▸ **AIM**
Copy the lines from the one with "exit-door-icon bbox=[344, 227, 360, 242]" up to and including the one with "toolbar: Kommissionen/Remissionen verarbeiten", changing "Sichern" to "Speichern" and leaving everything else as it is.
:::
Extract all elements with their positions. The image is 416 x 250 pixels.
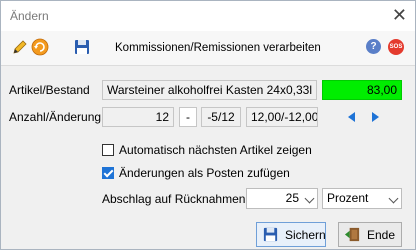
exit-door-icon bbox=[344, 227, 360, 242]
end-button[interactable]: Ende bbox=[338, 222, 402, 247]
save-button[interactable]: Sichern bbox=[256, 222, 326, 247]
auto-next-label: Automatisch nächsten Artikel zeigen bbox=[119, 143, 312, 157]
toolbar: Kommissionen/Remissionen verarbeiten ? S… bbox=[1, 31, 415, 66]
chevron-down-icon bbox=[304, 193, 315, 204]
save-disk-icon[interactable] bbox=[73, 38, 91, 56]
dialog-window: Ändern ✕ Kommissionen/Remissionen verarb… bbox=[0, 0, 416, 250]
sos-icon[interactable]: SOS bbox=[388, 39, 404, 55]
minus-button[interactable]: - bbox=[179, 107, 197, 127]
artikel-label: Artikel/Bestand bbox=[9, 83, 90, 97]
close-icon[interactable]: ✕ bbox=[392, 5, 407, 25]
artikel-name-field: Warsteiner alkoholfrei Kasten 24x0,33l bbox=[102, 80, 317, 100]
save-button-label: Sichern bbox=[285, 228, 326, 242]
anzahl-label: Anzahl/Änderung bbox=[9, 110, 102, 124]
bestand-field: 83,00 bbox=[322, 80, 402, 100]
add-posten-checkbox[interactable] bbox=[102, 167, 114, 179]
auto-next-checkbox[interactable] bbox=[102, 144, 114, 156]
window-title: Ändern bbox=[10, 9, 49, 23]
abschlag-label: Abschlag auf Rücknahmen bbox=[102, 192, 246, 206]
result-field: 12,00/-12,00 bbox=[246, 107, 318, 127]
title-bar: Ändern ✕ bbox=[1, 1, 415, 31]
abschlag-value-select[interactable]: 25 bbox=[246, 188, 318, 209]
pencil-icon[interactable] bbox=[11, 38, 29, 56]
previous-arrow-icon[interactable] bbox=[348, 112, 355, 122]
form-area: Artikel/Bestand Warsteiner alkoholfrei K… bbox=[1, 66, 415, 249]
abschlag-value: 25 bbox=[285, 191, 299, 205]
refresh-icon[interactable] bbox=[31, 38, 49, 56]
abschlag-unit: Prozent bbox=[327, 191, 369, 205]
aenderung-field[interactable]: -5/12 bbox=[201, 107, 241, 127]
help-icon[interactable]: ? bbox=[366, 39, 381, 54]
add-posten-label: Änderungen als Posten zufügen bbox=[119, 166, 290, 180]
chevron-down-icon bbox=[388, 193, 399, 204]
next-arrow-icon[interactable] bbox=[372, 112, 379, 122]
save-disk-icon bbox=[263, 227, 278, 242]
end-button-label: Ende bbox=[367, 228, 396, 242]
anzahl-field[interactable]: 12 bbox=[102, 107, 174, 127]
abschlag-unit-select[interactable]: Prozent bbox=[322, 188, 402, 209]
toolbar-title: Kommissionen/Remissionen verarbeiten bbox=[115, 42, 321, 54]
:::
▸ **EXERCISE OUTPUT**
exit-door-icon bbox=[344, 227, 360, 242]
end-button[interactable]: Ende bbox=[338, 222, 402, 247]
save-button[interactable]: Speichern bbox=[256, 222, 326, 247]
auto-next-label: Automatisch nächsten Artikel zeigen bbox=[119, 143, 312, 157]
toolbar: Kommissionen/Remissionen verarbeiten ? S… bbox=[1, 31, 415, 66]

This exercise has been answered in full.